Locate each line of the material that contains "computer", then return it.

==================================================

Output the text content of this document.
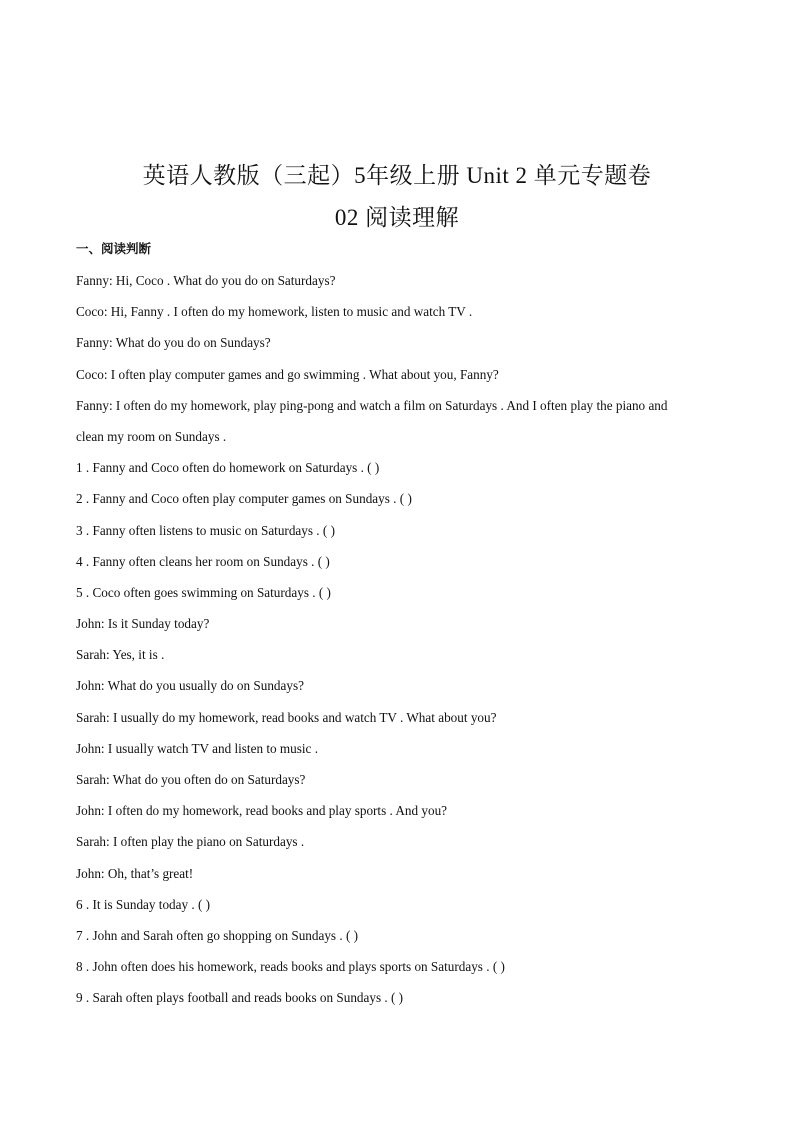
英语人教版（三起）5年级上册 Unit 2 单元专题卷
02 阅读理解
一、阅读判断
Fanny: Hi, Coco . What do you do on Saturdays?
Coco: Hi, Fanny . I often do my homework, listen to music and watch TV .
Fanny: What do you do on Sundays?
Coco: I often play computer games and go swimming . What about you, Fanny?
Fanny: I often do my homework, play ping-pong and watch a film on Saturdays . And I often play the piano and
clean my room on Sundays .
1 . Fanny and Coco often do homework on Saturdays . ( )
2 . Fanny and Coco often play computer games on Sundays . ( )
3 . Fanny often listens to music on Saturdays . ( )
4 . Fanny often cleans her room on Sundays . ( )
5 . Coco often goes swimming on Saturdays . ( )
John: Is it Sunday today?
Sarah: Yes, it is .
John: What do you usually do on Sundays?
Sarah: I usually do my homework, read books and watch TV . What about you?
John: I usually watch TV and listen to music .
Sarah: What do you often do on Saturdays?
John: I often do my homework, read books and play sports . And you?
Sarah: I often play the piano on Saturdays .
John: Oh, that’s great!
6 . It is Sunday today . ( )
7 . John and Sarah often go shopping on Sundays . ( )
8 . John often does his homework, reads books and plays sports on Saturdays . ( )
9 . Sarah often plays football and reads books on Sundays . ( )
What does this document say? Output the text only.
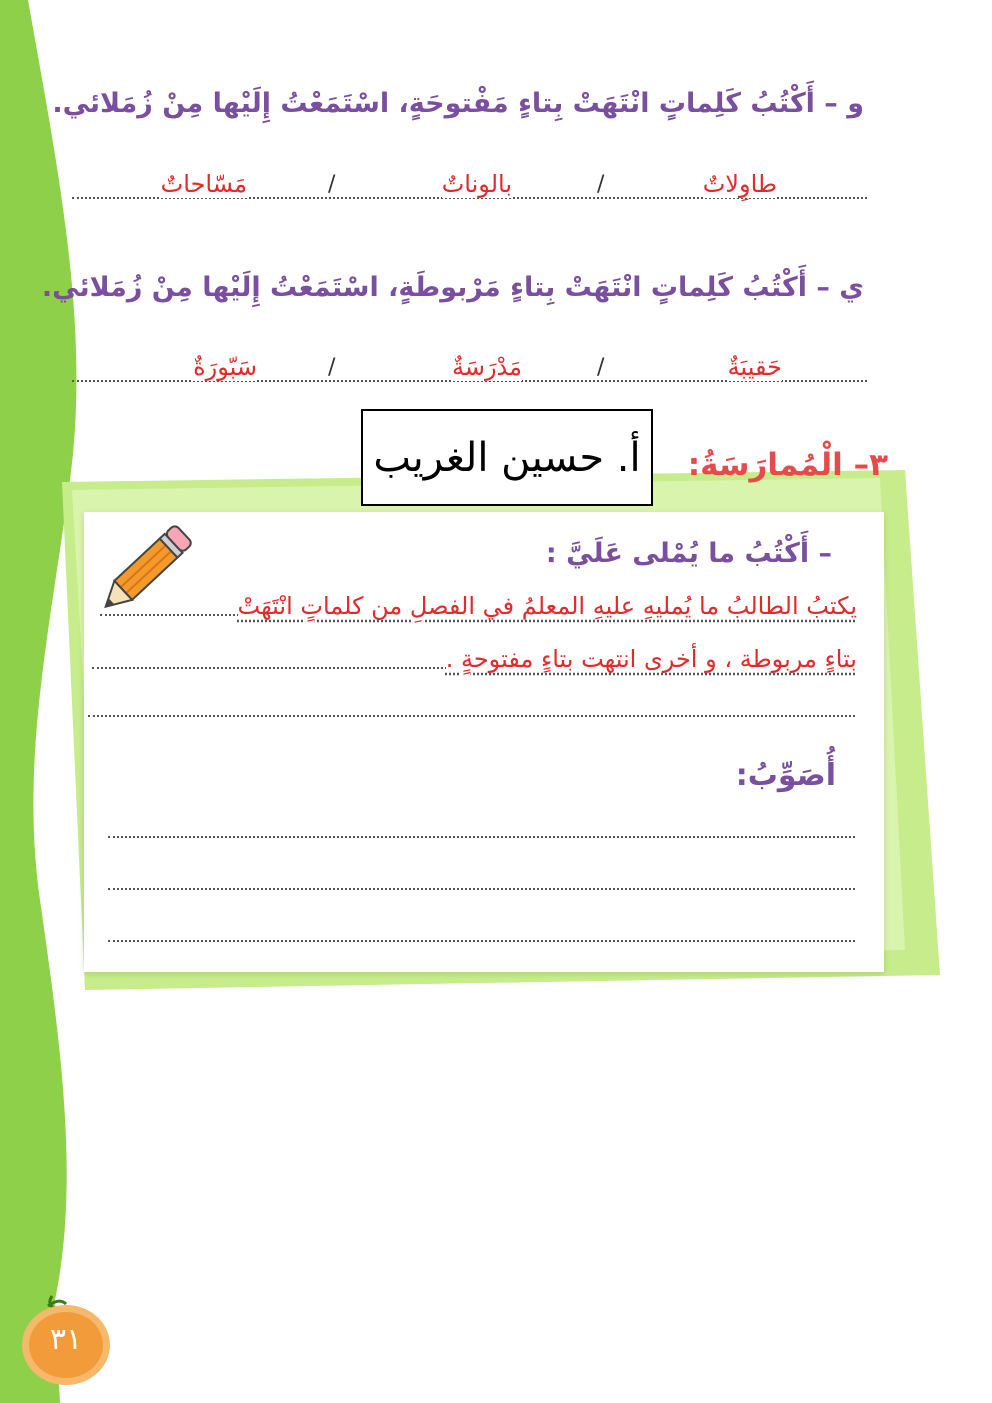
و – أَكْتُبُ كَلِماتٍ انْتَهَتْ بِتاءٍ مَفْتوحَةٍ، اسْتَمَعْتُ إِلَيْها مِنْ زُمَلائي.
طاوِلاتٌ
/
بالوناتٌ
/
مَسّاحاتٌ
ي – أَكْتُبُ كَلِماتٍ انْتَهَتْ بِتاءٍ مَرْبوطَةٍ، اسْتَمَعْتُ إِلَيْها مِنْ زُمَلائي.
حَقيبَةٌ
/
مَدْرَسَةٌ
/
سَبّورَةٌ
أ. حسين الغريب ٣– الْمُمارَسَةُ:
– أَكْتُبُ ما يُمْلى عَلَيَّ :
يكتبُ الطالبُ ما يُمليهِ عليهِ المعلمُ في الفصلِ من كلماتٍ انْتَهَتْ
بتاءٍ مربوطة ، و أخرى انتهت بتاءٍ مفتوحةٍ .
أُصَوِّبُ:
٣١
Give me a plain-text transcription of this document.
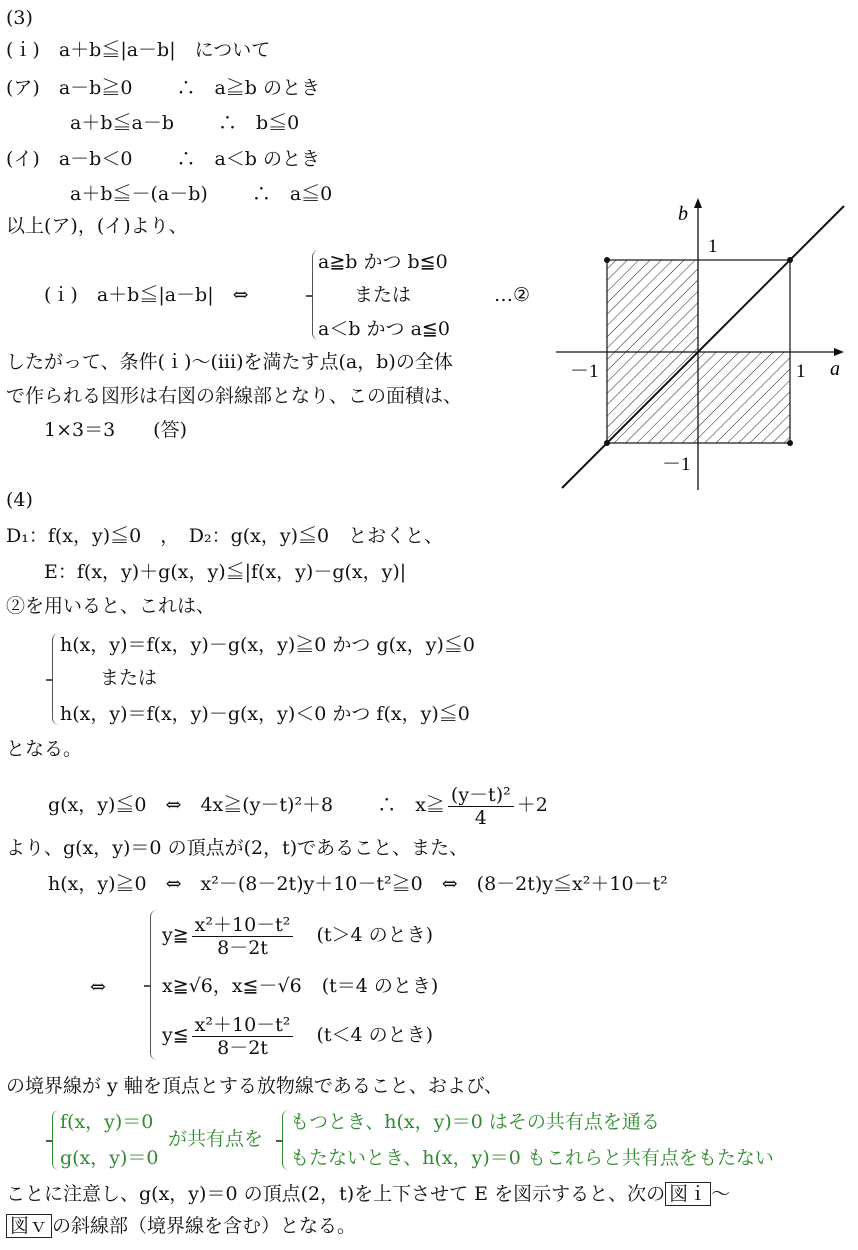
(3)
(ｉ)　a＋b≦|a－b|　について
(ア)　a－b≧0　　 ∴　a≧b のとき
a＋b≦a－b　　 ∴　b≦0
(イ)　a－b＜0　　 ∴　a＜b のとき
a＋b≦－(a－b)　　 ∴　a≦0
以上(ア)，(イ)より、
(ｉ)　a＋b≦|a－b|　⇔
a≧b かつ b≦0
または
a＜b かつ a≦0
…②
したがって、条件(ｉ)～(iii)を満たす点(a，b)の全体
で作られる図形は右図の斜線部となり、この面積は、
1×3＝3　　(答)
b
a
1
1
－1
－1
(4)
D₁：f(x，y)≦0　，　D₂：g(x，y)≦0　とおくと、
E：f(x，y)＋g(x，y)≦|f(x，y)－g(x，y)|
②を用いると、これは、
h(x，y)＝f(x，y)－g(x，y)≧0 かつ g(x，y)≦0
または
h(x，y)＝f(x，y)－g(x，y)＜0 かつ f(x，y)≦0
となる。
g(x，y)≦0　⇔　4x≧(y－t)²＋8　　 ∴　x≧ $\frac{\text{(y－t)²}}{4} +2$
より、g(x，y)＝0 の頂点が(2，t)であること、また、
h(x，y)≧0　⇔　x²－(8－2t)y＋10－t²≧0　⇔　(8－2t)y≦x²＋10－t²
⇔
y≧ $\frac{\text{x²＋10－t²}}{8-2t} (t>4$ のとき)
x≧√6，x≦－√6 (t＝4 のとき)
y≦ $\frac{\text{x²＋10－t²}}{8-2t} (t<4$ のとき)
の境界線が y 軸を頂点とする放物線であること、および、
f(x，y)＝0
g(x，y)＝0
が共有点を
もつとき、h(x，y)＝0 はその共有点を通る
もたないとき、h(x，y)＝0 もこれらと共有点をもたない
ことに注意し、g(x，y)＝0 の頂点(2，t)を上下させて E を図示すると、次の 図ｉ ～
図ｖ の斜線部（境界線を含む）となる。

==================================================

== FINAL ANSWER ==
Coco: I often play computer games and go swimming . What about you, Fanny?
2 . Fanny and Coco often play computer games on Sundays . ( )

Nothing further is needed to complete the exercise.